All of the data below should be written out exactly.

════════════════

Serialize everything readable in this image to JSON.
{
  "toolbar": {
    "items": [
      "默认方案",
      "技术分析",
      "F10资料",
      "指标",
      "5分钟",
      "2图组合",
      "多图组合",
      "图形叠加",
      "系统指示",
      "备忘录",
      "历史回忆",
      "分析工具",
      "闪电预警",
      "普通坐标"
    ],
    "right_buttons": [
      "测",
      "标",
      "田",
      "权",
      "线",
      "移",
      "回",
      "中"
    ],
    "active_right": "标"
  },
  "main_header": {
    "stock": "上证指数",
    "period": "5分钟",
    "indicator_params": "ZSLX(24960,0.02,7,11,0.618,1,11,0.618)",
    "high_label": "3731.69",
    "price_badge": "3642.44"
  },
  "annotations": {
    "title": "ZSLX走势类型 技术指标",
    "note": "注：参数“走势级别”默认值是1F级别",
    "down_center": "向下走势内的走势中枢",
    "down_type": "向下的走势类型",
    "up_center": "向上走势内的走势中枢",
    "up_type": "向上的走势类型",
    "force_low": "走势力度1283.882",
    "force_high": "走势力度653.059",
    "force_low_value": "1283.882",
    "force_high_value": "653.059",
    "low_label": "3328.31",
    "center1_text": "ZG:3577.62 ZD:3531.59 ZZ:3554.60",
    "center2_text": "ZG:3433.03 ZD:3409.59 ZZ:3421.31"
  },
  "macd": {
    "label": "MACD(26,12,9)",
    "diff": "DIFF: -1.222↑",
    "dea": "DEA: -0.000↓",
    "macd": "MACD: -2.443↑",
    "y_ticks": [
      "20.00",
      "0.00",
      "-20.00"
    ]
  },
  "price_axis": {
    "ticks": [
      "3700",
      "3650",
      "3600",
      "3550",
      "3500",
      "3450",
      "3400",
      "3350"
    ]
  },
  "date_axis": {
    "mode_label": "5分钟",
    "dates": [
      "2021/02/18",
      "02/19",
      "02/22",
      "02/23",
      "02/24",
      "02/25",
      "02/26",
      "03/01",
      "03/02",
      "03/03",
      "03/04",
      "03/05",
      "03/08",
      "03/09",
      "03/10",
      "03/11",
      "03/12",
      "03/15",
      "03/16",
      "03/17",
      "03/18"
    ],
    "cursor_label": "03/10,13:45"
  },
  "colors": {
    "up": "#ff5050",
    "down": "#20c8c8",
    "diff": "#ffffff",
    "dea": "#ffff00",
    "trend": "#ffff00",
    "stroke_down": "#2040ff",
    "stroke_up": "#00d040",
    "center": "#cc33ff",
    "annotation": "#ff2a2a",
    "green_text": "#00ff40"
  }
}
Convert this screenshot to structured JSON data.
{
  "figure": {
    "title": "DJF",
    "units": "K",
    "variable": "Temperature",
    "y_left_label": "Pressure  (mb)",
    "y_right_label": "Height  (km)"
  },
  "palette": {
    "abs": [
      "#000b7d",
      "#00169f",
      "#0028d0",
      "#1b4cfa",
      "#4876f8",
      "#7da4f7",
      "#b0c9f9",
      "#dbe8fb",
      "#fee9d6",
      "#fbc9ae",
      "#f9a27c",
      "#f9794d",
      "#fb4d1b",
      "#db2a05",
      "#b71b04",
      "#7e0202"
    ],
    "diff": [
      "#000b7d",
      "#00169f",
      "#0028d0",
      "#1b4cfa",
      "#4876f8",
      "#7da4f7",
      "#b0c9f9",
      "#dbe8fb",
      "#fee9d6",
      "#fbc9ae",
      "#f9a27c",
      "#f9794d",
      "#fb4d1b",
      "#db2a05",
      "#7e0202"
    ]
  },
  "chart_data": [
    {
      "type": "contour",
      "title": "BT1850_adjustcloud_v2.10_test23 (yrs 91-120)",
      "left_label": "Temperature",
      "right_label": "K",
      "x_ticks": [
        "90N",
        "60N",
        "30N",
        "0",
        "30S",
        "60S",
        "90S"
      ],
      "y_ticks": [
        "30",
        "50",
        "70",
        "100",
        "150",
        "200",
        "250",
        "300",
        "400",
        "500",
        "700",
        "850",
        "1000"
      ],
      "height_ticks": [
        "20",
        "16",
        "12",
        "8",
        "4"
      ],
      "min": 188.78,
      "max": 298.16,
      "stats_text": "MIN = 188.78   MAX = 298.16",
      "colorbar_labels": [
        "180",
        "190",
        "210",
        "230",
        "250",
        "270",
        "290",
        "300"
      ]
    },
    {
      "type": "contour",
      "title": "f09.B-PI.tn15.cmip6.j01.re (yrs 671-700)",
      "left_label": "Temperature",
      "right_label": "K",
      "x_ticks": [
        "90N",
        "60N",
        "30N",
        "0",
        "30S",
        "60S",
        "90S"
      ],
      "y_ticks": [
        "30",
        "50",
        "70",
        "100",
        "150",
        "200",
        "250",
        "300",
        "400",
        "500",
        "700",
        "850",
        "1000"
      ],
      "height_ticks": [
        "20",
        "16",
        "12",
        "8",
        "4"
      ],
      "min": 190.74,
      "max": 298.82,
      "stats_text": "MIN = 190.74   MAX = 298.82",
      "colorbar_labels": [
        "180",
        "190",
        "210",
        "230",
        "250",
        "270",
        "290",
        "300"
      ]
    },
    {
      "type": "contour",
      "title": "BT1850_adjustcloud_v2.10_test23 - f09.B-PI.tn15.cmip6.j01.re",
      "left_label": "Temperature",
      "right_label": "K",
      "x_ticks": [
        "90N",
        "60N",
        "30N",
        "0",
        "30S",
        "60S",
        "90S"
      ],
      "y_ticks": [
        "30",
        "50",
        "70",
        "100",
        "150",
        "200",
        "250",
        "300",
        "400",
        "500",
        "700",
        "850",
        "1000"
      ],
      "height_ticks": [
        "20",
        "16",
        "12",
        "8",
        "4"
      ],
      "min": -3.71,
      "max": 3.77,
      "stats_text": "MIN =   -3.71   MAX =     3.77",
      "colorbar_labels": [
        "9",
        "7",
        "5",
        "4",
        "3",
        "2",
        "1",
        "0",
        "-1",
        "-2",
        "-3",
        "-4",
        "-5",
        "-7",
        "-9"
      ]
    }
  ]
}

════════════════

▶ _COMPLETED TASK_
Serialize everything readable in this image to JSON.
{
  "toolbar": {
    "items": [
      "默认方案",
      "技术分析",
      "F10资料",
      "指标",
      "5分钟",
      "2图组合",
      "多图组合",
      "图形叠加",
      "系统指示",
      "备忘录",
      "历史回忆",
      "分析工具",
      "闪电预警",
      "普通坐标"
    ],
    "right_buttons": [
      "测",
      "标",
      "田",
      "权",
      "线",
      "移",
      "回",
      "中"
    ],
    "active_right": "标"
  },
  "main_header": {
    "stock": "上证指数",
    "period": "5分钟",
    "indicator_params": "ZSLX(24960,0.02,7,11,0.618,1,11,0.618)",
    "high_label": "3731.69",
    "price_badge": "3642.44"
  },
  "annotations": {
    "title": "ZSLX走势类型 技术指标",
    "note": "注：参数“走势级别”默认值是1F级别",
    "down_center": "向下走势内的走势中枢",
    "down_type": "向下的走势类型",
    "up_center": "向上走势内的走势中枢",
    "up_type": "向上的走势类型",
    "force_low": "走势力度1283.882",
    "force_high": "走势力度653.059",
    "force_low_value": "1283.882",
    "force_high_value": "653.059",
    "low_label": "3328.31",
    "center1_text": "ZG:3577.62 ZD:3531.59 ZZ:3554.60",
    "center2_text": "ZG:3433.03 ZD:3409.59 ZZ:3421.31"
  },
  "macd": {
    "label": "MACD(26,12,9)",
    "diff": "DIFF: -1.222↑",
    "dea": "DEA: -0.000↓",
    "macd": "MACD: -2.443↑",
    "y_ticks": [
      "20.00",
      "0.00",
      "-20.00"
    ]
  },
  "price_axis": {
    "ticks": [
      "3700",
      "3650",
      "3600",
      "3550",
      "3500",
      "3450",
      "3400",
      "3350"
    ]
  },
  "date_axis": {
    "mode_label": "5分钟",
    "dates": [
      "2021/02/18",
      "02/19",
      "02/22",
      "02/23",
      "02/24",
      "02/25",
      "02/26",
      "03/01",
      "03/02",
      "03/03",
      "03/04",
      "03/05",
      "03/08",
      "03/09",
      "03/10",
      "03/11",
      "03/12",
      "03/15",
      "03/16",
      "03/17",
      "03/18"
    ],
    "cursor_label": "03/10,13:45"
  },
  "colors": {
    "up": "#ff5050",
    "down": "#20c8c8",
    "diff": "#ffffff",
    "dea": "#ffff00",
    "trend": "#ffff00",
    "stroke_down": "#2040ff",
    "stroke_up": "#00d040",
    "center": "#cc33ff",
    "annotation": "#ff2a2a",
    "green_text": "#00ff40"
  }
}
Convert this screenshot to structured JSON data.
{
  "figure": {
    "title": "DJF",
    "units": "K",
    "variable": "Temperature",
    "y_left_label": "Pressure  (mb)",
    "y_right_label": "Height  (km)"
  },
  "palette": {
    "abs": [
      "#000b7d",
      "#00169f",
      "#0028d0",
      "#1b4cfa",
      "#4876f8",
      "#7da4f7",
      "#b0c9f9",
      "#dbe8fb",
      "#fee9d6",
      "#fbc9ae",
      "#f9a27c",
      "#f9794d",
      "#fb4d1b",
      "#db2a05",
      "#b71b04",
      "#7e0202"
    ],
    "diff": [
      "#000b7d",
      "#00169f",
      "#0028d0",
      "#1b4cfa",
      "#4876f8",
      "#7da4f7",
      "#b0c9f9",
      "#dbe8fb",
      "#fee9d6",
      "#fbc9ae",
      "#f9a27c",
      "#f9794d",
      "#fb4d1b",
      "#db2a05",
      "#7e0202"
    ]
  },
  "chart_data": [
    {
      "type": "contour",
      "title": "BT1850_adjustcloud_v2.10_test23 (yrs 91-120)",
      "left_label": "Temperature",
      "right_label": "K",
      "x_ticks": [
        "90N",
        "60N",
        "30N",
        "0",
        "30S",
        "60S",
        "90S"
      ],
      "y_ticks": [
        "30",
        "50",
        "70",
        "100",
        "150",
        "200",
        "250",
        "300",
        "400",
        "500",
        "700",
        "850",
        "1000"
      ],
      "height_ticks": [
        "20",
        "16",
        "12",
        "8",
        "4"
      ],
      "min": 188.78,
      "max": 298.16,
      "stats_text": "MIN = 188.78   MAX = 298.16",
      "colorbar_labels": [
        "180",
        "190",
        "210",
        "230",
        "250",
        "270",
        "290",
        "300"
      ]
    },
    {
      "type": "contour",
      "title": "f09.B-PI.tn15.cmip6.j01.re (yrs 671-700)",
      "left_label": "Temperature",
      "right_label": "K",
      "x_ticks": [
        "90N",
        "60N",
        "30N",
        "0",
        "30S",
        "60S",
        "90S"
      ],
      "y_ticks": [
        "30",
        "50",
        "70",
        "100",
        "150",
        "200",
        "250",
        "300",
        "400",
        "500",
        "700",
        "850",
        "1000"
      ],
      "height_ticks": [
        "20",
        "16",
        "12",
        "8",
        "4"
      ],
      "min": 190.74,
      "max": 298.82,
      "stats_text": "MIN = 190.74   MAX = 298.82",
      "colorbar_labels": [
        "180",
        "190",
        "210",
        "230",
        "250",
        "270",
        "290",
        "300"
      ]
    },
    {
      "type": "contour",
      "title": "BT1850_adjustcloud_v2.10_test23 - f09.B-PI.tn15.cmip6.j01.re",
      "left_label": "Temperature",
      "right_label": "K",
      "x_ticks": [
        "90N",
        "60N",
        "30N",
        "0",
        "30S",
        "60S",
        "90S"
      ],
      "y_ticks": [
        "30",
        "50",
        "70",
        "100",
        "150",
        "200",
        "250",
        "300",
        "400",
        "500",
        "700",
        "850",
        "1000"
      ],
      "height_ticks": [
        "20",
        "16",
        "12",
        "8",
        "4"
      ],
      "min": -3.71,
      "max": 3.77,
      "stats_text": "MIN =   -3.71   MAX =     3.77",
      "colorbar_labels": [
        "9",
        "7",
        "5",
        "4",
        "3",
        "2",
        "1",
        "0",
        "-1",
        "-2",
        "-3",
        "-4",
        "-5",
        "-7",
        "-9"
      ]
    }
  ]
}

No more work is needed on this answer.